**Task goal:** In your copy, leave out the pictures; write out all the data exactly.

**Material for this exercise:**
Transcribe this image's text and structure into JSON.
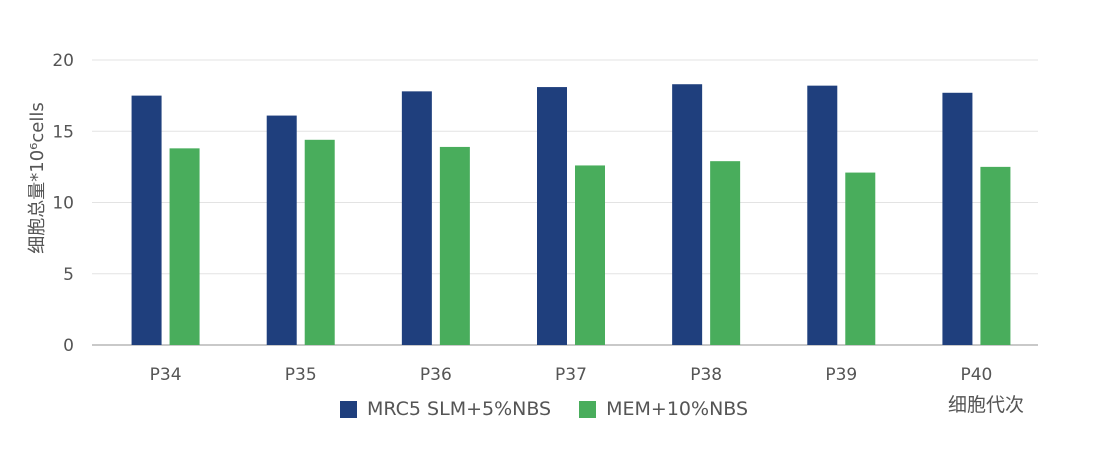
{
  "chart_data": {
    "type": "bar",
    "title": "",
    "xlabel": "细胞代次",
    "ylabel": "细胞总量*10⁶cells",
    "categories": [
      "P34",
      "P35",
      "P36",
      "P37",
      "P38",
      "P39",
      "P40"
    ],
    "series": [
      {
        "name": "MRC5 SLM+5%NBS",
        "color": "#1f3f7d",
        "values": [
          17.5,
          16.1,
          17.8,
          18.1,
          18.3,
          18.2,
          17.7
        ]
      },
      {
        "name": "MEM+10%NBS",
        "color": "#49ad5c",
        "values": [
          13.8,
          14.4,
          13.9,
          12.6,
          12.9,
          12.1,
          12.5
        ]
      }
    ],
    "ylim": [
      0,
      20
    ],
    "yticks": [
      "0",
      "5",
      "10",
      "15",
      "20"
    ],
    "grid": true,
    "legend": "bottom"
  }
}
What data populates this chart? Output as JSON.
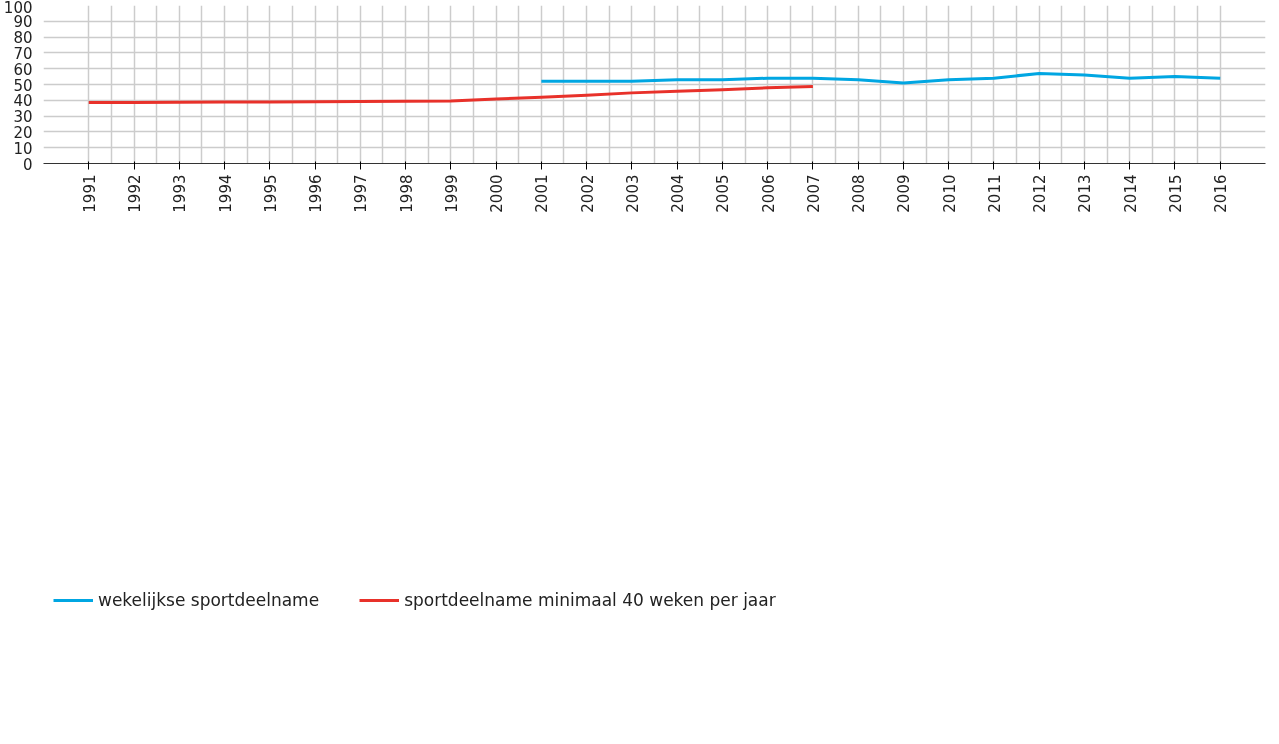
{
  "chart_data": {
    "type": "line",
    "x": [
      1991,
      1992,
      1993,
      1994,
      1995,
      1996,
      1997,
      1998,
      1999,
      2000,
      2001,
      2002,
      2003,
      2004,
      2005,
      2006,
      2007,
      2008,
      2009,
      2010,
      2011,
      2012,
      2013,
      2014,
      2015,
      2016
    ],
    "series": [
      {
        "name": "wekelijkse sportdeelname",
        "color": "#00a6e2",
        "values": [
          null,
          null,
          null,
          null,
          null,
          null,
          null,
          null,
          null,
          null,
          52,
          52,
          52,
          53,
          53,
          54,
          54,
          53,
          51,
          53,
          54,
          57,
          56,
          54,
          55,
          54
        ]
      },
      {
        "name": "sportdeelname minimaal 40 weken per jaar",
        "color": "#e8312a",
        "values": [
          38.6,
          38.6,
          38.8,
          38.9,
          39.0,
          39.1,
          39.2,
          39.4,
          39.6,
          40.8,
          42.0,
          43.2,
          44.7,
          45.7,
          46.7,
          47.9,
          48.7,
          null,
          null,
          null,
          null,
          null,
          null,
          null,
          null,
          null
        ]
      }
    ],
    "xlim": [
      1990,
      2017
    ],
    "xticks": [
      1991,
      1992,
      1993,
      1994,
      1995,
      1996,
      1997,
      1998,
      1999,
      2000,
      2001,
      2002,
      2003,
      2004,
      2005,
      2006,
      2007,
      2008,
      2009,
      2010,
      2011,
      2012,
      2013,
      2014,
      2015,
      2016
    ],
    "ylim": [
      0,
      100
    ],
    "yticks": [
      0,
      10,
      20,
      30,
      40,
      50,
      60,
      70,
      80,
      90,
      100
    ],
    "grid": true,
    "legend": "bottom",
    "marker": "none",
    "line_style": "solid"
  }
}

**Task answer:**
Transcribe this image's text and structure into JSON.
{
  "chart_data": {
    "type": "bar",
    "title": "",
    "xlabel": "细胞代次",
    "ylabel": "细胞总量*10⁶cells",
    "categories": [
      "P34",
      "P35",
      "P36",
      "P37",
      "P38",
      "P39",
      "P40"
    ],
    "series": [
      {
        "name": "MRC5 SLM+5%NBS",
        "color": "#1f3f7d",
        "values": [
          17.5,
          16.1,
          17.8,
          18.1,
          18.3,
          18.2,
          17.7
        ]
      },
      {
        "name": "MEM+10%NBS",
        "color": "#49ad5c",
        "values": [
          13.8,
          14.4,
          13.9,
          12.6,
          12.9,
          12.1,
          12.5
        ]
      }
    ],
    "ylim": [
      0,
      20
    ],
    "yticks": [
      "0",
      "5",
      "10",
      "15",
      "20"
    ],
    "grid": true,
    "legend": "bottom"
  }
}
What data populates this chart? Output as JSON.
{
  "chart_data": {
    "type": "line",
    "x": [
      1991,
      1992,
      1993,
      1994,
      1995,
      1996,
      1997,
      1998,
      1999,
      2000,
      2001,
      2002,
      2003,
      2004,
      2005,
      2006,
      2007,
      2008,
      2009,
      2010,
      2011,
      2012,
      2013,
      2014,
      2015,
      2016
    ],
    "series": [
      {
        "name": "wekelijkse sportdeelname",
        "color": "#00a6e2",
        "values": [
          null,
          null,
          null,
          null,
          null,
          null,
          null,
          null,
          null,
          null,
          52,
          52,
          52,
          53,
          53,
          54,
          54,
          53,
          51,
          53,
          54,
          57,
          56,
          54,
          55,
          54
        ]
      },
      {
        "name": "sportdeelname minimaal 40 weken per jaar",
        "color": "#e8312a",
        "values": [
          38.6,
          38.6,
          38.8,
          38.9,
          39.0,
          39.1,
          39.2,
          39.4,
          39.6,
          40.8,
          42.0,
          43.2,
          44.7,
          45.7,
          46.7,
          47.9,
          48.7,
          null,
          null,
          null,
          null,
          null,
          null,
          null,
          null,
          null
        ]
      }
    ],
    "xlim": [
      1990,
      2017
    ],
    "xticks": [
      1991,
      1992,
      1993,
      1994,
      1995,
      1996,
      1997,
      1998,
      1999,
      2000,
      2001,
      2002,
      2003,
      2004,
      2005,
      2006,
      2007,
      2008,
      2009,
      2010,
      2011,
      2012,
      2013,
      2014,
      2015,
      2016
    ],
    "ylim": [
      0,
      100
    ],
    "yticks": [
      0,
      10,
      20,
      30,
      40,
      50,
      60,
      70,
      80,
      90,
      100
    ],
    "grid": true,
    "legend": "bottom",
    "marker": "none",
    "line_style": "solid"
  }
}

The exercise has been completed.